==== Data entries

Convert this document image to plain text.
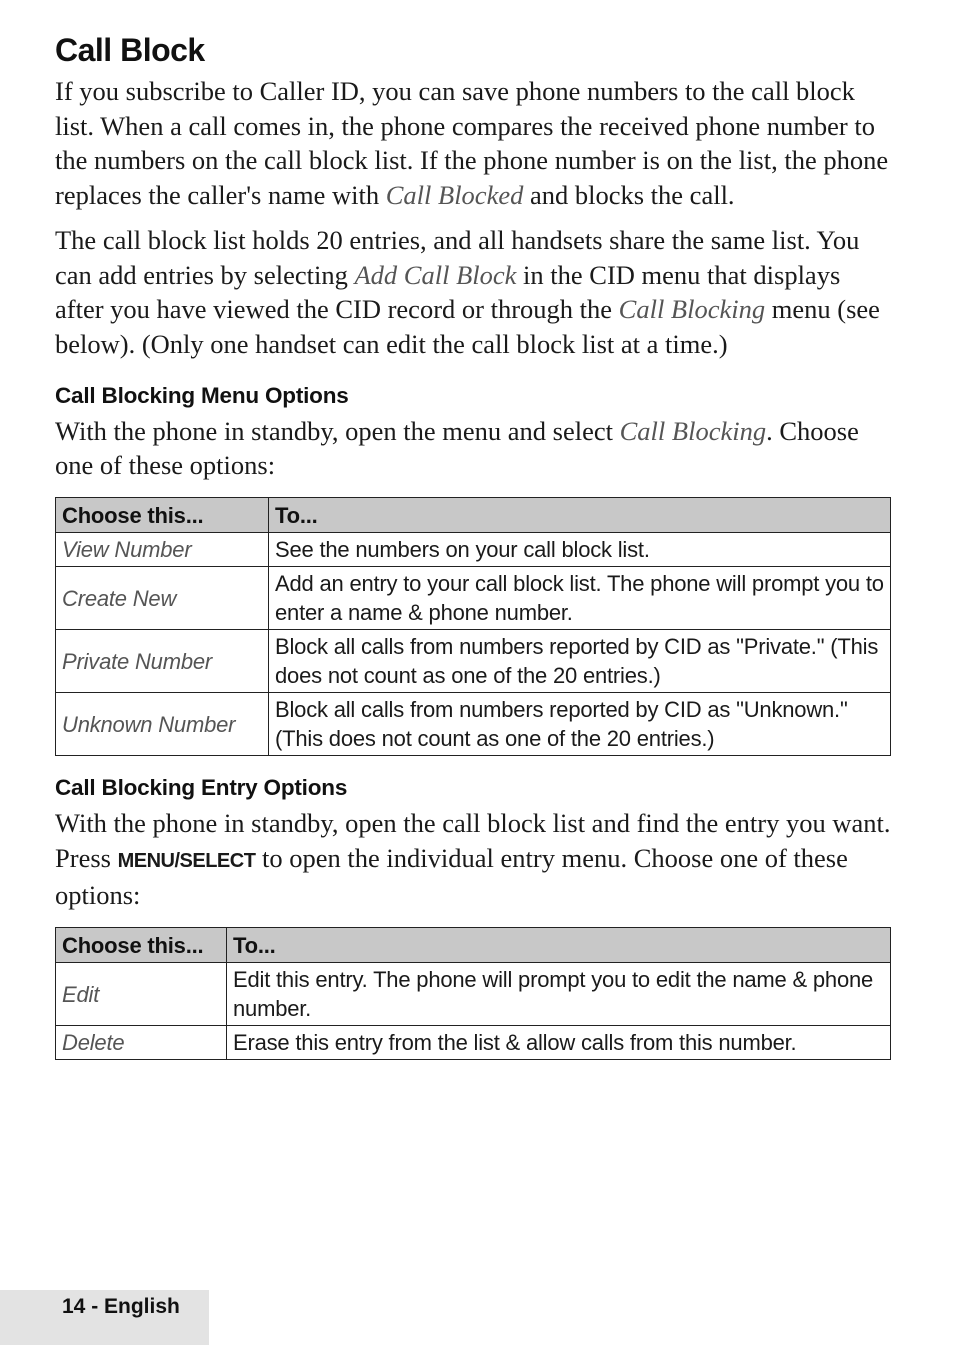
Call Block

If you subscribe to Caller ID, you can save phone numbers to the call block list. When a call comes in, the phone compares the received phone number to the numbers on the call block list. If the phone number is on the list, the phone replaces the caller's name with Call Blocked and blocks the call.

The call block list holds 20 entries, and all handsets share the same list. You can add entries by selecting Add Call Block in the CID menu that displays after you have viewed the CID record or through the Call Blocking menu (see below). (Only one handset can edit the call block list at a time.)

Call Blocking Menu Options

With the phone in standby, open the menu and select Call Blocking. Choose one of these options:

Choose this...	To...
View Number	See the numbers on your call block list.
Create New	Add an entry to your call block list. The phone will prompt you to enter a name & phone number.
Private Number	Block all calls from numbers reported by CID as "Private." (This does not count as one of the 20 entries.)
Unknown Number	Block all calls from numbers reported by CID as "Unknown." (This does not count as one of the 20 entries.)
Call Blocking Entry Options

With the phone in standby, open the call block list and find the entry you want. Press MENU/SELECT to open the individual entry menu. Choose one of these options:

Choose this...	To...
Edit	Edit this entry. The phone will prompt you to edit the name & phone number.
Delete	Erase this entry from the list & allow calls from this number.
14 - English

========
==== Data entries

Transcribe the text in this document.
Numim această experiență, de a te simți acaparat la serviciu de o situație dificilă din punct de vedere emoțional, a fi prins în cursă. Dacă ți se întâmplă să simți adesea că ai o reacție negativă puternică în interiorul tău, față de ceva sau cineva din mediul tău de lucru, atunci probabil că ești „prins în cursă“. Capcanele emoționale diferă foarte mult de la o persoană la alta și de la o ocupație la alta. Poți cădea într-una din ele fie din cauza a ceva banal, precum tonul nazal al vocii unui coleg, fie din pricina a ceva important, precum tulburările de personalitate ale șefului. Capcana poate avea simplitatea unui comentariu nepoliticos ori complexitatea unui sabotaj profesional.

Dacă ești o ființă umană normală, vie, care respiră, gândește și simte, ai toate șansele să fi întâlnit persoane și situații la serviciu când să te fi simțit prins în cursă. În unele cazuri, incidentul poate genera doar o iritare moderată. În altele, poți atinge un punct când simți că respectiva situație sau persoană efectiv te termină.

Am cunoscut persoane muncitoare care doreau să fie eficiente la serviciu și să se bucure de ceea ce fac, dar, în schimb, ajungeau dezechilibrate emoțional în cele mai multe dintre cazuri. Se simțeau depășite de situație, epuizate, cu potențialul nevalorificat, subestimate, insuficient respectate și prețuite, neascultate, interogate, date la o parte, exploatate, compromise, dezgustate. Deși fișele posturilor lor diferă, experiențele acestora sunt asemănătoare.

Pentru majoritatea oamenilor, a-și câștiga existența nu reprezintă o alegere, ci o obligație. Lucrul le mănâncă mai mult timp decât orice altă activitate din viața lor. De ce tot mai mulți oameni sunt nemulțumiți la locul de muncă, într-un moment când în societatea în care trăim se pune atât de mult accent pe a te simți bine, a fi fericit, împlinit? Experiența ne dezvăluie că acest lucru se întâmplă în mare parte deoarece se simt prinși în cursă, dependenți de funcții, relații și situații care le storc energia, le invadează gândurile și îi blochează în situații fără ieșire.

========

Reproduce each line of the material containing the word "document".

Convert this document image to plain text.
Transcribe the text in this document.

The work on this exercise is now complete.